#### Directions for this task:
Copy out every line of the listing below without changing anything.

--- START Extracted records ---

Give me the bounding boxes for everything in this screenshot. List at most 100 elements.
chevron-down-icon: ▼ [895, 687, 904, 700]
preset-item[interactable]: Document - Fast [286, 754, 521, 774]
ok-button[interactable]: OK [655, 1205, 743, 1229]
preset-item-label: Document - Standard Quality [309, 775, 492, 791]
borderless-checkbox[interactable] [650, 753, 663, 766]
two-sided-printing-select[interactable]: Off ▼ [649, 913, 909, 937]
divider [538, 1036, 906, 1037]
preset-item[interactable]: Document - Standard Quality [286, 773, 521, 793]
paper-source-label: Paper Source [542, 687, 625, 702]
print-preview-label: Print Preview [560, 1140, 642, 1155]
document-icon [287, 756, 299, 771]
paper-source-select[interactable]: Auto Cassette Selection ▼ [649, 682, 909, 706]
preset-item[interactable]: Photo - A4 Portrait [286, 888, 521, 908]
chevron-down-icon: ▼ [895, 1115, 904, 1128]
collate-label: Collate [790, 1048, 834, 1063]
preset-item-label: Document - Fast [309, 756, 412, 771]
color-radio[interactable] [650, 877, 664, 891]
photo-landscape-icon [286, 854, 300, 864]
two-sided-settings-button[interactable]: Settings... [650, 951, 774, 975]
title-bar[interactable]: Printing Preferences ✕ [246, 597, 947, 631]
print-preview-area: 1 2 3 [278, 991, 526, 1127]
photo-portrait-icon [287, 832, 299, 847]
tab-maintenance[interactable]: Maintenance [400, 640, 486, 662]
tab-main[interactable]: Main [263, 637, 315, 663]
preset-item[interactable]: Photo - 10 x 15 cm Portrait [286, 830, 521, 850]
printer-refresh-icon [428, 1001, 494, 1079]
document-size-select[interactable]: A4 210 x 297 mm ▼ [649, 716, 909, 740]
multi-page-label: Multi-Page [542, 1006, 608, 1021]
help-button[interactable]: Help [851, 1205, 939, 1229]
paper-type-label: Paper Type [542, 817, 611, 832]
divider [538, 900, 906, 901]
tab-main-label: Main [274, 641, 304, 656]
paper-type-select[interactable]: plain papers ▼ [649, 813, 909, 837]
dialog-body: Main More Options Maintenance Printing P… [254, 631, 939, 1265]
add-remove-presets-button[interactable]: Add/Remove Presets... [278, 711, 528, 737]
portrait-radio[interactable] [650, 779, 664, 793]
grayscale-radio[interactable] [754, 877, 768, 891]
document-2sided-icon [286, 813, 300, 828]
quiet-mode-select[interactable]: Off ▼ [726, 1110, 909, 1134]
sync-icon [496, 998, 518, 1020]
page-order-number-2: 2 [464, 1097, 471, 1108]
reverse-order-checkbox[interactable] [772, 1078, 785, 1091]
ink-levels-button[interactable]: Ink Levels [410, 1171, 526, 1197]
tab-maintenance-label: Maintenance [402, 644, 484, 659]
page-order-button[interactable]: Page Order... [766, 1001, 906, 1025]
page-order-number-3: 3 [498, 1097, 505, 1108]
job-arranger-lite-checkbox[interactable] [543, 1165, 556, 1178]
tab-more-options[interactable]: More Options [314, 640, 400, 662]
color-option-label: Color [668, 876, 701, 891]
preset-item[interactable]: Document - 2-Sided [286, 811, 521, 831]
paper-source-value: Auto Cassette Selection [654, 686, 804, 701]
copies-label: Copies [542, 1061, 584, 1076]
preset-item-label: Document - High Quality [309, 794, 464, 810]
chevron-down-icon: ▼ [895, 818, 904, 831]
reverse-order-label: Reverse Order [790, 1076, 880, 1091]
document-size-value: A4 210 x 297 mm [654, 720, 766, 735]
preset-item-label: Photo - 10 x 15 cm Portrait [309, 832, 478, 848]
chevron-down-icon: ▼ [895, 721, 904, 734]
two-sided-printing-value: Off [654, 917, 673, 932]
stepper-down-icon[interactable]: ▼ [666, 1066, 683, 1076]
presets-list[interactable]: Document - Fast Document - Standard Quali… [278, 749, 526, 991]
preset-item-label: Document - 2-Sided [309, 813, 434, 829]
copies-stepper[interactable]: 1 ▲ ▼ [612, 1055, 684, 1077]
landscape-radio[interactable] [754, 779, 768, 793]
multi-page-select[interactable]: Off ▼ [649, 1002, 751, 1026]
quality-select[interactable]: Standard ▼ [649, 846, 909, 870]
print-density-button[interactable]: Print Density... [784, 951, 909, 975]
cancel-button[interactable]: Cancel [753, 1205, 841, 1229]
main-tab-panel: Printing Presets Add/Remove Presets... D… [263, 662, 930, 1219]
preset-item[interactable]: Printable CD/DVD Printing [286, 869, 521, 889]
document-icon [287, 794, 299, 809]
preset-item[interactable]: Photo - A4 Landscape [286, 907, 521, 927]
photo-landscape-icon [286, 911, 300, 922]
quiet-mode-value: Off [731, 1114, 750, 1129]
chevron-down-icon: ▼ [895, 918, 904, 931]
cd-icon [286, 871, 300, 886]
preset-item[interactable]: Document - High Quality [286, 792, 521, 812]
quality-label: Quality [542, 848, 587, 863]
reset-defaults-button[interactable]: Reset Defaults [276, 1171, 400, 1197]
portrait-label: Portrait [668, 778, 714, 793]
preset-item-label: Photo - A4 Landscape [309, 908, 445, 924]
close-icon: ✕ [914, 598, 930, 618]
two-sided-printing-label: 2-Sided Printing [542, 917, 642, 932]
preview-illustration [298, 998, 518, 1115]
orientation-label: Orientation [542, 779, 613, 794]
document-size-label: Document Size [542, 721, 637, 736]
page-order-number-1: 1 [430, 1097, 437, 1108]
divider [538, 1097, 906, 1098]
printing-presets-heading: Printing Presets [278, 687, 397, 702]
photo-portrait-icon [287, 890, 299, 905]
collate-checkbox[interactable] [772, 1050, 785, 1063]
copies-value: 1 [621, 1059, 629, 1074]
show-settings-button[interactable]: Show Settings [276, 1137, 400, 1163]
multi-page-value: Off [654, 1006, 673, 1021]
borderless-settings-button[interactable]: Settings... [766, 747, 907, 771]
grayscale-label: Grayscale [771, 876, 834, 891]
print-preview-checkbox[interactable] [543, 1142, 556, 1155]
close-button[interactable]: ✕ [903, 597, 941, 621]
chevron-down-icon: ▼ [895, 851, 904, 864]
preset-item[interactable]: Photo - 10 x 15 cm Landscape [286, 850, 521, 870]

--- END Extracted records ---

#### Solution to the problem:
Give me the bounding boxes for everything in this screenshot. List at most 100 elements.
chevron-down-icon: ▼ [895, 687, 904, 700]
preset-item[interactable]: Document - Fast [286, 754, 521, 774]
ok-button[interactable]: OK [655, 1205, 743, 1229]
preset-item-label: Document - Standard Quality [309, 775, 492, 791]
borderless-checkbox[interactable] [650, 753, 663, 766]
two-sided-printing-select[interactable]: Off ▼ [649, 913, 909, 937]
divider [538, 1036, 906, 1037]
preset-item[interactable]: Document - Standard Quality [286, 773, 521, 793]
paper-source-label: Paper Source [542, 687, 625, 702]
print-preview-label: Print Preview [560, 1140, 642, 1155]
document-icon [287, 756, 299, 771]
paper-source-select[interactable]: Auto Cassette Selection ▼ [649, 682, 909, 706]
preset-item[interactable]: Photo - A4 Portrait [286, 888, 521, 908]
chevron-down-icon: ▼ [895, 1115, 904, 1128]
collate-label: Collate [790, 1048, 834, 1063]
preset-item-label: Document - Fast [309, 756, 412, 771]
color-radio[interactable] [650, 877, 664, 891]
photo-landscape-icon [286, 854, 300, 864]
two-sided-settings-button[interactable]: Settings... [650, 951, 774, 975]
title-bar[interactable]: Printing Preferences ✕ [246, 597, 947, 631]
print-preview-area: 1 2 3 [278, 991, 526, 1127]
photo-portrait-icon [287, 832, 299, 847]
tab-maintenance[interactable]: Maintenance [400, 640, 486, 662]
tab-main[interactable]: Main [263, 637, 315, 663]
preset-item[interactable]: Photo - 10 x 15 cm Portrait [286, 830, 521, 850]
printer-refresh-icon [428, 1001, 494, 1079]
document-size-select[interactable]: A4 210 x 297 mm ▼ [649, 716, 909, 740]
multi-page-label: Multi-Page [542, 1006, 608, 1021]
help-button[interactable]: Help [851, 1205, 939, 1229]
paper-type-label: Paper Type [542, 817, 611, 832]
divider [538, 900, 906, 901]
tab-main-label: Main [274, 641, 304, 656]
paper-type-select[interactable]: plain papers ▼ [649, 813, 909, 837]
dialog-body: Main More Options Maintenance Printing P… [254, 631, 939, 1265]
add-remove-presets-button[interactable]: Add/Remove Presets... [278, 711, 528, 737]
portrait-radio[interactable] [650, 779, 664, 793]
grayscale-radio[interactable] [754, 877, 768, 891]
document-2sided-icon [286, 813, 300, 828]
quiet-mode-select[interactable]: Off ▼ [726, 1110, 909, 1134]
sync-icon [496, 998, 518, 1020]
page-order-number-2: 2 [464, 1097, 471, 1108]
reverse-order-checkbox[interactable] [772, 1078, 785, 1091]
ink-levels-button[interactable]: Ink Levels [410, 1171, 526, 1197]
tab-maintenance-label: Maintenance [402, 644, 484, 659]
page-order-button[interactable]: Page Order... [766, 1001, 906, 1025]
page-order-number-3: 3 [498, 1097, 505, 1108]
job-arranger-lite-checkbox[interactable] [543, 1165, 556, 1178]
tab-more-options[interactable]: More Options [314, 640, 400, 662]
color-option-label: Color [668, 876, 701, 891]
preset-item[interactable]: Document - 2-Sided [286, 811, 521, 831]
paper-source-value: Auto Cassette Selection [654, 686, 804, 701]
copies-label: Copies [542, 1061, 584, 1076]
preset-item-label: Document - High Quality [309, 794, 464, 810]
chevron-down-icon: ▼ [895, 818, 904, 831]
reverse-order-label: Reverse Order [790, 1076, 880, 1091]
document-size-value: A4 210 x 297 mm [654, 720, 766, 735]
preset-item-label: Photo - 10 x 15 cm Portrait [309, 832, 478, 848]
chevron-down-icon: ▼ [895, 721, 904, 734]
two-sided-printing-value: Off [654, 917, 673, 932]
stepper-down-icon[interactable]: ▼ [666, 1066, 683, 1076]
presets-list[interactable]: Document - Fast Document - Standard Quali… [278, 749, 526, 991]
preset-item-label: Document - 2-Sided [309, 813, 434, 829]
copies-stepper[interactable]: 1 ▲ ▼ [612, 1055, 684, 1077]
landscape-radio[interactable] [754, 779, 768, 793]
multi-page-select[interactable]: Off ▼ [649, 1002, 751, 1026]
quality-select[interactable]: Standard ▼ [649, 846, 909, 870]
print-density-button[interactable]: Print Density... [784, 951, 909, 975]
cancel-button[interactable]: Cancel [753, 1205, 841, 1229]
main-tab-panel: Printing Presets Add/Remove Presets... D… [263, 662, 930, 1219]
preset-item[interactable]: Printable CD/DVD Printing [286, 869, 521, 889]
document-icon [287, 794, 299, 809]
preset-item[interactable]: Photo - A4 Landscape [286, 907, 521, 927]
photo-landscape-icon [286, 911, 300, 922]
quiet-mode-value: Off [731, 1114, 750, 1129]
chevron-down-icon: ▼ [895, 918, 904, 931]
cd-icon [286, 871, 300, 886]
preset-item[interactable]: Document - High Quality [286, 792, 521, 812]
quality-label: Quality [542, 848, 587, 863]
reset-defaults-button[interactable]: Reset Defaults [276, 1171, 400, 1197]
portrait-label: Portrait [668, 778, 714, 793]
preset-item-label: Photo - A4 Landscape [309, 908, 445, 924]
close-icon: ✕ [914, 598, 930, 618]
two-sided-printing-label: 2-Sided Printing [542, 917, 642, 932]
preview-illustration [298, 998, 518, 1115]
orientation-label: Orientation [542, 779, 613, 794]
document-size-label: Document Size [542, 721, 637, 736]
page-order-number-1: 1 [430, 1097, 437, 1108]
divider [538, 1097, 906, 1098]
printing-presets-heading: Printing Presets [278, 687, 397, 702]
photo-portrait-icon [287, 890, 299, 905]
collate-checkbox[interactable] [772, 1050, 785, 1063]
copies-value: 1 [621, 1059, 629, 1074]
show-settings-button[interactable]: Show Settings [276, 1137, 400, 1163]
multi-page-value: Off [654, 1006, 673, 1021]
borderless-settings-button[interactable]: Settings... [766, 747, 907, 771]
grayscale-label: Grayscale [771, 876, 834, 891]
print-preview-checkbox[interactable] [543, 1142, 556, 1155]
close-button[interactable]: ✕ [903, 597, 941, 621]
chevron-down-icon: ▼ [895, 851, 904, 864]
preset-item[interactable]: Photo - 10 x 15 cm Landscape [286, 850, 521, 870]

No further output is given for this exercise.